Also, by counting just allocations but not frees, your counter has no value in talking about "limit of total allocations":

A. There is not really a limit because we are limited only by the amount of freelist/allocated items you could fit into a chunk, and by the amount of chunks you could fit into the device/system memory. There's no direct handle associated with such allocations which could be limited by the driver or system. Tho, walking long freelist chains will have an impact on allocation performance (which would be an issue of internal fragmentation because DXVK is designed to keep internal fragmentation low).

B. If you allocated one full chunk size you're limited to one allocation within this chunk. The next allocation has to allocate a new chunk unless you freed memory from that first chunk before doing so. Again, a direct driver handle is probably only associated with the chunk itself but not the allocated blocks within said chunk.

C. Your counter can technically only ever increase currently and thus limits cannot be defined. It is more or less pointless if you don't compare it to something like a free counter or decrease it upon frees.

BTW: As an exercise you could implement a fragmentation indicator. Memory fragmentation in terms of DXVK is only indicated by how spread out amounts of free memory within a chunk are. Allocated memory blocks itself never fragment, they are always contiguous. A fragmentation counter should be proportional to how much free memory is split in relation to the total free memory. Thus, if a chunk has 64MB of free memory but that's split into two parts of 32MB free space each, it would be 50% free space fragmented (because 100-100/x with x=2 is 50, non-weighted for ease of implementation). I'm not sure, tho, if such a value would tell us anything about stability performance of DXVK wrt memory allocations.

@kakra
Thank you for the explanation. This is more or less what i kinda thought would be the case. The thing that threw me off a bit, is the difference between "counting allocations" (the way i clumsily do) when things are allocated using the VK_KHR_dedicated_allocation extension (the default behavior) vs "forcing" it disabled by tossing a nullptr at the line i describe above.

* [A block of data]
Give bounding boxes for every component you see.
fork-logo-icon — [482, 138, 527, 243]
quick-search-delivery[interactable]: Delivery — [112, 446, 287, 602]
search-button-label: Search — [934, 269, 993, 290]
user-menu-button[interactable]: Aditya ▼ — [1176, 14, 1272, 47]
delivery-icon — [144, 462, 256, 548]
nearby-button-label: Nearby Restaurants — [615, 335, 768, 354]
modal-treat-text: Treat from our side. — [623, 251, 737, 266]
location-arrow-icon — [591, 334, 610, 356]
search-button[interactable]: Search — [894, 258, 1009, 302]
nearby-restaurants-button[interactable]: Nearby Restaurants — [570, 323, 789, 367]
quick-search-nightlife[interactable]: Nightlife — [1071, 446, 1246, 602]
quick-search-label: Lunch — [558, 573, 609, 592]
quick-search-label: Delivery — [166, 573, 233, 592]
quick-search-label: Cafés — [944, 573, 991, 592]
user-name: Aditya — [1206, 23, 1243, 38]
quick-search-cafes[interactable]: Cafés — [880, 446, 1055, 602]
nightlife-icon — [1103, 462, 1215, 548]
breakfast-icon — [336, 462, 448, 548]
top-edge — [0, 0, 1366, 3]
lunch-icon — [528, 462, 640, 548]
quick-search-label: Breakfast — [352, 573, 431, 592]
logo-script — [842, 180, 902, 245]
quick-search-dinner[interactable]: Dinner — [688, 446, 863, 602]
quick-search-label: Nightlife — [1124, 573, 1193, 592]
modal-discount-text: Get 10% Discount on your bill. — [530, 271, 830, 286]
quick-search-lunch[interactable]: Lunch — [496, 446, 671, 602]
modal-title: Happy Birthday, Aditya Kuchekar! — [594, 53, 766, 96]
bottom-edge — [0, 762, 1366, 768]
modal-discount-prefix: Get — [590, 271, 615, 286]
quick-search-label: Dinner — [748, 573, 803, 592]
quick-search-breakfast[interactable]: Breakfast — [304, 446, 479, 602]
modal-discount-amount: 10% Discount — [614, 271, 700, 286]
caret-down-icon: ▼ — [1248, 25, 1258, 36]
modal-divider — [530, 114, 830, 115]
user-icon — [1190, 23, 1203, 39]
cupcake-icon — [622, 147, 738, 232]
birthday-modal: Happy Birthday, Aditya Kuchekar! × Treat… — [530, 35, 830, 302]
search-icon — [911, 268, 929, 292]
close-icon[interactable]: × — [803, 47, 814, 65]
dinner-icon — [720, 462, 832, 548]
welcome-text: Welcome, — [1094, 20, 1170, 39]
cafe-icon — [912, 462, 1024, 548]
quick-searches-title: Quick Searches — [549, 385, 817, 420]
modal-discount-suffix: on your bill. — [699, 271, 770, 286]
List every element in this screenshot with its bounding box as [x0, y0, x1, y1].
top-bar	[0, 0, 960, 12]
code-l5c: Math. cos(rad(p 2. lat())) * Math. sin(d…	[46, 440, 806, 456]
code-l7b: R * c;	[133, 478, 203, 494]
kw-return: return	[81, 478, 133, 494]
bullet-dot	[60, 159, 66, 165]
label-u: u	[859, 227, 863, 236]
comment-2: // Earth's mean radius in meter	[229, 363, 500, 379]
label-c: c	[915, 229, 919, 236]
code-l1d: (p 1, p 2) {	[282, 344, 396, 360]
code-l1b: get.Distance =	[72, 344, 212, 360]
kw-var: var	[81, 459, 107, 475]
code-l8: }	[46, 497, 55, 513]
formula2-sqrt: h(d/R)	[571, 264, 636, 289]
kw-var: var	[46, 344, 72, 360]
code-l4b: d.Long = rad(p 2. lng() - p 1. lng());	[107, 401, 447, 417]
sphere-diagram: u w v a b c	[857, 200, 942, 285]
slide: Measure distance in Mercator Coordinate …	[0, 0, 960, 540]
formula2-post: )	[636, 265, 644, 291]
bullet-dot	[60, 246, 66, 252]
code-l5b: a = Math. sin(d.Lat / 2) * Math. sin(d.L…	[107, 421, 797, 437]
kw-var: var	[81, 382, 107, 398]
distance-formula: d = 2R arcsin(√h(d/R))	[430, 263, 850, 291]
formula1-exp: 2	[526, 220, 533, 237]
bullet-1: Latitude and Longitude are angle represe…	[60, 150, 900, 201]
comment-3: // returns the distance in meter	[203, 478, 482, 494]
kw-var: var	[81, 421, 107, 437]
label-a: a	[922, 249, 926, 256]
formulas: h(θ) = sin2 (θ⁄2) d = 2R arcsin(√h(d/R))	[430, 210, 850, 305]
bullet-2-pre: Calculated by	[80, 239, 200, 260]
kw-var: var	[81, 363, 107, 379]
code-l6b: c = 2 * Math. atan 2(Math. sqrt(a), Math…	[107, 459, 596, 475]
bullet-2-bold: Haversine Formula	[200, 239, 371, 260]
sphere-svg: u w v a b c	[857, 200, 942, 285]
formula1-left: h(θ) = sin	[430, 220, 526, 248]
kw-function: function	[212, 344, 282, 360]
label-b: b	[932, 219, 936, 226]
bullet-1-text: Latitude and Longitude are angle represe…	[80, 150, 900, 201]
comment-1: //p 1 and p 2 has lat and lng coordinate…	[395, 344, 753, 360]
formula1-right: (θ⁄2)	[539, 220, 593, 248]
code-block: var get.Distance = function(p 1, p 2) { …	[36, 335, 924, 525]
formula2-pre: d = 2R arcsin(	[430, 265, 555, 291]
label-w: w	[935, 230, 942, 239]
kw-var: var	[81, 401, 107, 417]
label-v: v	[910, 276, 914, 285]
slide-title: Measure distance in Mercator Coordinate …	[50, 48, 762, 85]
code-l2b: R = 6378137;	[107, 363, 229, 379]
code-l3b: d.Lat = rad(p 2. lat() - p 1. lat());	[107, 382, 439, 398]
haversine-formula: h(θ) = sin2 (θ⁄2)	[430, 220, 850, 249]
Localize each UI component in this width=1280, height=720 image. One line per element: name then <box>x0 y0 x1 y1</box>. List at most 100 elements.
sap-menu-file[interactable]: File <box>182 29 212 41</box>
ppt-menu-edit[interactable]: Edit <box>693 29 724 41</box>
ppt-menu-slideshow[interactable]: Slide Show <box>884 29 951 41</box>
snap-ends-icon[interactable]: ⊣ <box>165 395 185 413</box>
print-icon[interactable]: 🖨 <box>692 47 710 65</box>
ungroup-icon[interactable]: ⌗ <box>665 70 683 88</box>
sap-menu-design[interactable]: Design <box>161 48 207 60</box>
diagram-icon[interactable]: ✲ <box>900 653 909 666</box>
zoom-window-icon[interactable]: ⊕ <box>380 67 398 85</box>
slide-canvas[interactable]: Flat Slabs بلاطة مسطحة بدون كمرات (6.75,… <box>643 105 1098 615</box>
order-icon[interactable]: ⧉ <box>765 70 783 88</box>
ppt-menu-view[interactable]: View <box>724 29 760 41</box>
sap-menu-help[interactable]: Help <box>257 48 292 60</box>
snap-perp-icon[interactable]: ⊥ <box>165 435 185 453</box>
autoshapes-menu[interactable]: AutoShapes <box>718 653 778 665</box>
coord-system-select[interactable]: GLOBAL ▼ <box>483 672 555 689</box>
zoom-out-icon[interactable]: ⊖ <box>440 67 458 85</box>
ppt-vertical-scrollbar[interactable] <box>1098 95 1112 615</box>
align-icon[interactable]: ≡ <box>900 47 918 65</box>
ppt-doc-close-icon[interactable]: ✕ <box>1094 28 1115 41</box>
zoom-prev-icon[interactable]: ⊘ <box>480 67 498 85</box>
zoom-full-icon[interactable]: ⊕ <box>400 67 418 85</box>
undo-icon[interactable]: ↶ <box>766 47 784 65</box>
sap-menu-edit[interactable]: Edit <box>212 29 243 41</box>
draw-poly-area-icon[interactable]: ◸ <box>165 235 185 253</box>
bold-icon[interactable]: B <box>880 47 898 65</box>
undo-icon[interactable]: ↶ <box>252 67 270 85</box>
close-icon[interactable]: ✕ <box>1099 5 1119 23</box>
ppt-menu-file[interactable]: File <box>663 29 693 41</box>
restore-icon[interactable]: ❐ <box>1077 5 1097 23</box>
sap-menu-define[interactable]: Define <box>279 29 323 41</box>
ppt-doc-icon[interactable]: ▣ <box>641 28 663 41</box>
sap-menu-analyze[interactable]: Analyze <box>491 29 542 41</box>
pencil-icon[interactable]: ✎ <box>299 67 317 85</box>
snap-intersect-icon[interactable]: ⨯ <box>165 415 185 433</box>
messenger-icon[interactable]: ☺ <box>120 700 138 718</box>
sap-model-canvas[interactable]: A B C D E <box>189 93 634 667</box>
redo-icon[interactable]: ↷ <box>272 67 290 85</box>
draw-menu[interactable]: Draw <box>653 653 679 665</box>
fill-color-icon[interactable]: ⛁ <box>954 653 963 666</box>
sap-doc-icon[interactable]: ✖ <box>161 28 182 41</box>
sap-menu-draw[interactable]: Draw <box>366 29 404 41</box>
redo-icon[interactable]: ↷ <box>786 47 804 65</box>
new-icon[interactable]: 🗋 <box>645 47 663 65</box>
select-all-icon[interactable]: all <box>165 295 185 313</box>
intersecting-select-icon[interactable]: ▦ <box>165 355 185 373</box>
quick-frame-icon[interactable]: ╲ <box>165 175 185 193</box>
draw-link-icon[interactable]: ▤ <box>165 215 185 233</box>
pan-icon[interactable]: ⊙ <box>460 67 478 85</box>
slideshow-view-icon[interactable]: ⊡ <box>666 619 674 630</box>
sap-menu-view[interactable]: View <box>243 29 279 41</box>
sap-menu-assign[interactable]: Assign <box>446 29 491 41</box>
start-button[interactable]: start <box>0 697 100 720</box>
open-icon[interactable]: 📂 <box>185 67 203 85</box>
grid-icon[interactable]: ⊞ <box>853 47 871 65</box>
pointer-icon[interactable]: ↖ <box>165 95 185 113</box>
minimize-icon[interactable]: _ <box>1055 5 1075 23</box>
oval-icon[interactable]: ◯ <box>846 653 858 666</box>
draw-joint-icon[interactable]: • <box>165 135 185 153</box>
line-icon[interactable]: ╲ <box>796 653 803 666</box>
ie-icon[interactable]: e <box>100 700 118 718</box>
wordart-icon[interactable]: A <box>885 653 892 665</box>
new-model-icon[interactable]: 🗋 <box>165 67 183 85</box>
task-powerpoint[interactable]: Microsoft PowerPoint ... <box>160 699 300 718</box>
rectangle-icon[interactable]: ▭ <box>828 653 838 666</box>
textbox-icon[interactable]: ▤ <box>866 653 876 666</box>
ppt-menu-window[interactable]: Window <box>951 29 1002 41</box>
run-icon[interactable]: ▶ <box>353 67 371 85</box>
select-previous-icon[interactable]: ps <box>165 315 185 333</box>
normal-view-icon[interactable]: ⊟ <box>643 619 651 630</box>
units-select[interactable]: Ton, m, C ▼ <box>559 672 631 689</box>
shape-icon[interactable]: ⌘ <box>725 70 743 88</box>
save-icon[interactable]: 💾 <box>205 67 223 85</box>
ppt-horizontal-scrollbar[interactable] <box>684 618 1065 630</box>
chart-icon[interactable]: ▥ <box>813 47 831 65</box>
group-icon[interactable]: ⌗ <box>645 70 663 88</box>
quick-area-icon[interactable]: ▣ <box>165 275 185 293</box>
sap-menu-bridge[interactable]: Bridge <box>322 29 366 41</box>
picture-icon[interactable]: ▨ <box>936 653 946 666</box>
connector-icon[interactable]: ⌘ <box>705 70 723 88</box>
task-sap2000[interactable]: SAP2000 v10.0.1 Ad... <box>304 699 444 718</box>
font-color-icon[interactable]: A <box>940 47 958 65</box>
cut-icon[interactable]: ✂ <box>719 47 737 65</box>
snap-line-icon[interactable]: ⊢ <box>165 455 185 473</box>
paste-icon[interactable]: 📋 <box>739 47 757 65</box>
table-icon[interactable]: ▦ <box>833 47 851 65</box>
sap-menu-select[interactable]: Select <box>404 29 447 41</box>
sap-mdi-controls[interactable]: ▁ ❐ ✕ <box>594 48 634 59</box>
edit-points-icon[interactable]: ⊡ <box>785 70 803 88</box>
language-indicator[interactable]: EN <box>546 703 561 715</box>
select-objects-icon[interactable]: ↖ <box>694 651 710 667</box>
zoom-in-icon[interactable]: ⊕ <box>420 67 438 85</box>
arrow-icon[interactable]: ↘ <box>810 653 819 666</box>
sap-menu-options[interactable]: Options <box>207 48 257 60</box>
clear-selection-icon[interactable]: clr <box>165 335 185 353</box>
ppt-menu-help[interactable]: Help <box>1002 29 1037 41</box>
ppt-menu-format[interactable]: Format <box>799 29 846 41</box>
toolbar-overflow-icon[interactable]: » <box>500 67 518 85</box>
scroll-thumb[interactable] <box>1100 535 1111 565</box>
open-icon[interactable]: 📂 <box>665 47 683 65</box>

* [STATED GOAL A] In the DXVK memory allocation discussion, how fragmented would a chunk with 64MB of free memory split into two 32MB parts be?
* [STATED GOAL B] Continue the DXVK memory allocation discussion from its last sentence.

* [RIGHT ANSWER A] 50% free space fragmented.

* [RIGHT ANSWER B]
In the latter experiment (NOT using VK_KHR_dedicated_allocation afaik), the counter NEVER goes up during the scene once it has run its course, and thus in line with "never freeing a chunk". This is absolutely how i understand it, and what you describe - logic is safe. How come the counter keeps on counting when that extension is used? Sure, as you point out, i should have a logical de-counting for whatever function frees this, and the number would possibly go up/down accordingly... But why the difference?

I guess my "counting logic" is flawed there... It should be no difference right?

@SveSop I currently have no idea but I will soon be back into taking care of my own wine-proton branch, and maybe then I could check this in more depth.

According to http://www.asawicki.info/articles/VK_KHR_dedicated_allocation.php5 this extension allows the driver to manage the allocation on its own to apply more optimizations than what's usually available to the developer. So that makes a direct binding between a chunk containing a single dedicated allocation, and this in turn can probably be freed. For the lifetime of a scene this may trigger freeing the chunk at some point because the render engine indicates it's no longer in use. Because it's a dedicated allocation, it will also free the chunk. But that's just my uneducated guess. It would explain your observations, tho.

In contrast, a non-dedicated allocation will stay in the chunk buffer - and no further allocation will be triggered again.

While browsing links around that unofficial manual, I've found the following comment in https://github.com/GPUOpen-LibrariesAndSDKs/VulkanMemoryAllocator/blob/188a365ed48e03e0a09b636464d4c16a00e14899/src/vk_mem_alloc.h#L411-L421:

- When operating system is Windows 7 or 8.x (Windows 10 is not affected because it uses WDDM2),
  device is discrete AMD GPU,
  and memory type is the special 256 MiB pool of `DEVICE_LOCAL + HOST_VISIBLE` memory
  (selected when you use #VMA_MEMORY_USAGE_CPU_TO_GPU),
  then whenever a memory block allocated from this memory type stays mapped
  for the time of any call to `vkQueueSubmit()` or `vkQueuePresentKHR()`, this
  block is migrated by WDDM to system RAM, which degrades performance. It doesn't
  matter if that particular memory block is actually used by the command buffer
  being submitted.

So in Windows there actually seems to exist a function that may intentionally migrate data to system memory. It imposes a performance penalty, tho. But it may be part of the solution why allocations may fail in DXVK due to different memory usage behavior.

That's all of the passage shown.